#### [Text section]
[Start of section]
By Rosanne Burke
Talking to a loved one about his or her illness may not be easy but it is important. It will help you understand what matters most to them and how you can support them.
Before you start a conversation, think about what you would like to talk about, and when and where you want to talk. Choose a time and location that will make everyone feel as comfortable and relaxed as possible.
To begin, ask the person how they are doing. Give them the opportunity to speak first and to share how they are feeling. You may be surprised to learn that they are okay with their illness or condition. They may have come to terms with what is happening. On the other hand, they may be grappling to understand and may feel very anxious or depressed.
If the person seems hesitant to talk, ask them what their understanding is of their illness, and share what you understand. It may be a very confusing time for the person and everyone close to them. It will be helpful if everyone has the same information and there are no misunderstandings about the diagnosis. If there are questions, write them down and offer to attend medical appointments to help your loved one get the answers they need.
Find out what the person’s goals are that might affect healthcare decisions. If it is a terminal illness, maybe the person wants to live long enough to meet a new grandchild or to celebrate their next birthday or to see a relative one last time. Some things will be beyond your control but be creative and think outside the box. Determine what is feasible and what you can do to help them achieve their goals. Can you have an early birthday celebration or pool your money together to fly someone home?
[End of section]
#### [Entries supplied]
[Start of section]
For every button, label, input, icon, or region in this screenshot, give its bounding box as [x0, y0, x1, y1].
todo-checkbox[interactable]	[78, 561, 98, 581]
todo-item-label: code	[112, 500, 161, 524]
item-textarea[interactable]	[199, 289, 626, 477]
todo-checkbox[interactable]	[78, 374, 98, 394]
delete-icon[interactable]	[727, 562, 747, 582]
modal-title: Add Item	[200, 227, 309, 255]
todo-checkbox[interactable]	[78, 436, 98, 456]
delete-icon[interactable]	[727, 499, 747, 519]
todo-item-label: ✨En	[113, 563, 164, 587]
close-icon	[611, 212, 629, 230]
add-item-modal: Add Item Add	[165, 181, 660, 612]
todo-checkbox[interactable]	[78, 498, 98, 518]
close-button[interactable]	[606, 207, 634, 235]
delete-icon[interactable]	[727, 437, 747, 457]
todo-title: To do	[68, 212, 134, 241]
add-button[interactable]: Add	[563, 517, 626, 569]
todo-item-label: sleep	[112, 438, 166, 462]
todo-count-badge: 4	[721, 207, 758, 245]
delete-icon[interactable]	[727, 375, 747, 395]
[End of section]
#### [Problems to work on]
A. In the text on talking with a loved one about illness, what should you do if questions come up about the diagnosis?
B. Continue the text on talking with a loved one about illness, starting after its last sentence.
The material is not needed here.

#### [Answers for the exercise]
A. Write them down and offer to attend medical appointments to help your loved one get the answers they need.

B.
If the illness is not terminal, goals will still be important. Maybe this will be a wake-up call for the person to live life fully and on their terms. They may want to come up with a bucket list of activities they want to do! Is the condition expected to get worse over time? Encourage them to act on their goals sooner rather than later.
Ask the person about their fears. What do they worry about? They may express concerns about having to leave their home, not being able to make decisions for themselves, having to ask others for help with basic needs, or being in pain. They may fear losing skills and abilities, not being able to do certain things or losing their independence.
Suggest that they put their wishes in writing for what they want down the road. If they want to stay in their home, what can be done to help facilitate that? If they require help with personal care, who do they want to help them? Some people would feel embarrassed to have a spouse give them a shower but feel okay if their daughter provides care. As a caregiver, express how you would feel about performing certain tasks. If there is something that you are not comfortable doing, it is important to voice your concerns as well.
At the end of the conversation, acknowledge the difficulty of the situation and that it isn’t an easy conversation to have. Reassure the person that you want to know about their wishes and concerns, so you can help find the best solutions. Keep the door to communication open and plan to talk again as the person’s situation or wishes may change.